* Brief:
Check each line below for the word "tutorial" and give the number of lines that have it, nothing more.

>> begin Source records

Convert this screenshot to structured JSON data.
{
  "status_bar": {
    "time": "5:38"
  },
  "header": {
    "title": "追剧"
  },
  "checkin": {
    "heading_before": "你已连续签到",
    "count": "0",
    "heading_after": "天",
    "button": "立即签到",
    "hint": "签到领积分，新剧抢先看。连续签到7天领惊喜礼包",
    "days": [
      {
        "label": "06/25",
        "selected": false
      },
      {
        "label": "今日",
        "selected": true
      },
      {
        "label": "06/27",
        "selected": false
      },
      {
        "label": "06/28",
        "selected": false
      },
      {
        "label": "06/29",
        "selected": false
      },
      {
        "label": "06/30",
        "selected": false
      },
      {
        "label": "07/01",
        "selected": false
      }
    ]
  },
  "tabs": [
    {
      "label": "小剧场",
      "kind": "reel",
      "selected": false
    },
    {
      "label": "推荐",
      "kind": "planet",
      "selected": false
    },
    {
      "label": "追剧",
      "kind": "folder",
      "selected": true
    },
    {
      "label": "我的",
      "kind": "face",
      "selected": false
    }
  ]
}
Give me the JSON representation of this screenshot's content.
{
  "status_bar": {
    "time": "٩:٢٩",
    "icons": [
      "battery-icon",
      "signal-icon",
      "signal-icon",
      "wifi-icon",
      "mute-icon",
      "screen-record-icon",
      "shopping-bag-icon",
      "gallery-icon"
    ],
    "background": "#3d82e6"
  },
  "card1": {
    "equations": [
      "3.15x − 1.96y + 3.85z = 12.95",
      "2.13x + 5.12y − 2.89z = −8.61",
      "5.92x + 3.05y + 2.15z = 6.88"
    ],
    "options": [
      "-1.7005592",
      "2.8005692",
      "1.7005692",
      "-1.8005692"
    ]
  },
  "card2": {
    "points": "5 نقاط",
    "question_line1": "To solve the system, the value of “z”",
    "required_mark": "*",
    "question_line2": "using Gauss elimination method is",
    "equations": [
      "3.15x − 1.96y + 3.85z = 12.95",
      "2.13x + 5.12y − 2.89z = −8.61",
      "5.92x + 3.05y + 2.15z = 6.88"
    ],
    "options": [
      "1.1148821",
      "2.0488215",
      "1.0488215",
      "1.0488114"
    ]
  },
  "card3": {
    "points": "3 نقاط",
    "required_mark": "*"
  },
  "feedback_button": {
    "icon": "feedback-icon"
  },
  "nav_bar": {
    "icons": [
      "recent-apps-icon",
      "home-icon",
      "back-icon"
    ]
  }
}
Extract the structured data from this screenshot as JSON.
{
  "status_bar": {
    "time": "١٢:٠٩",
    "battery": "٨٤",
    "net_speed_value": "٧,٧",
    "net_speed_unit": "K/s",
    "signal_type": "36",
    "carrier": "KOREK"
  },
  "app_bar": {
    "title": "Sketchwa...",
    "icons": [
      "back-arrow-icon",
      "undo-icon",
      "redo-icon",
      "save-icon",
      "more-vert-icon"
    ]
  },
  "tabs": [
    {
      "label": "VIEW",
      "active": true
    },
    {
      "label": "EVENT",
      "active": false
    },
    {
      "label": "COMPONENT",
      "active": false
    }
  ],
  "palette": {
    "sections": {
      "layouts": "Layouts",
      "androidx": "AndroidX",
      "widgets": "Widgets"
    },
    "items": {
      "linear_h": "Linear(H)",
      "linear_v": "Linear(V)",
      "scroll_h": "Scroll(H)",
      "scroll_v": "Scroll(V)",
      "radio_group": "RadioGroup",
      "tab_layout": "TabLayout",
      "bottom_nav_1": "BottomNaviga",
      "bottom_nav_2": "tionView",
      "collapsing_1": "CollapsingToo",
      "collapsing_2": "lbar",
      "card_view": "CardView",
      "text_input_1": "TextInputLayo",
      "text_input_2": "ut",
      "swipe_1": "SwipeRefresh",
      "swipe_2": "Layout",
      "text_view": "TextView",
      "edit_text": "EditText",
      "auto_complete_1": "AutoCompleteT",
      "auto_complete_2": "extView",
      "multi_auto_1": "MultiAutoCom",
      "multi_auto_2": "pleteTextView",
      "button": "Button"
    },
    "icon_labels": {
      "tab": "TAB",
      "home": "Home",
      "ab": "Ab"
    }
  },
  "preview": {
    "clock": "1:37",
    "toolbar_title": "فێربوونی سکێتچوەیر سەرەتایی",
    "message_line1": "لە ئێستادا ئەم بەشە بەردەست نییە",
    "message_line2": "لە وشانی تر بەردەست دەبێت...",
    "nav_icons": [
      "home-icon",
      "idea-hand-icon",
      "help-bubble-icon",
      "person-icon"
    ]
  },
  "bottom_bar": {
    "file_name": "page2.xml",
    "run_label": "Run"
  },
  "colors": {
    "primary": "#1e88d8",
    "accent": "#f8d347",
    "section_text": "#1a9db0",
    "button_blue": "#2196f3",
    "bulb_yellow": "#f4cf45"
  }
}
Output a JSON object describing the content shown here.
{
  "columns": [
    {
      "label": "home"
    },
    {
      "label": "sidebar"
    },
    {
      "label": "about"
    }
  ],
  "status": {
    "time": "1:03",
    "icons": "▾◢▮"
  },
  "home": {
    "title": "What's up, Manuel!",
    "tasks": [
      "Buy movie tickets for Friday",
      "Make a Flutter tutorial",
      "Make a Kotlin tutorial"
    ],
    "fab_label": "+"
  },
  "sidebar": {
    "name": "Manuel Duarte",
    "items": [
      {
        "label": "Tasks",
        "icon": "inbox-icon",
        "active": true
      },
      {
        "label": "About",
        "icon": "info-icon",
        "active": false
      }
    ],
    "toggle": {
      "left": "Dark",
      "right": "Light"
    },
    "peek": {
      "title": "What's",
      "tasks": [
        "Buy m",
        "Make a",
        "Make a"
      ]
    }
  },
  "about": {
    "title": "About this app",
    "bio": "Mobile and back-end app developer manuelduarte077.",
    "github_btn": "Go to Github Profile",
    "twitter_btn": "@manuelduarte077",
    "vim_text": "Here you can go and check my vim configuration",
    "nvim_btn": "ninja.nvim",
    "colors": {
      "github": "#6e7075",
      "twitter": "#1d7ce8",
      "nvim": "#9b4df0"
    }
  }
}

>> end Source records

* Correct answer:
2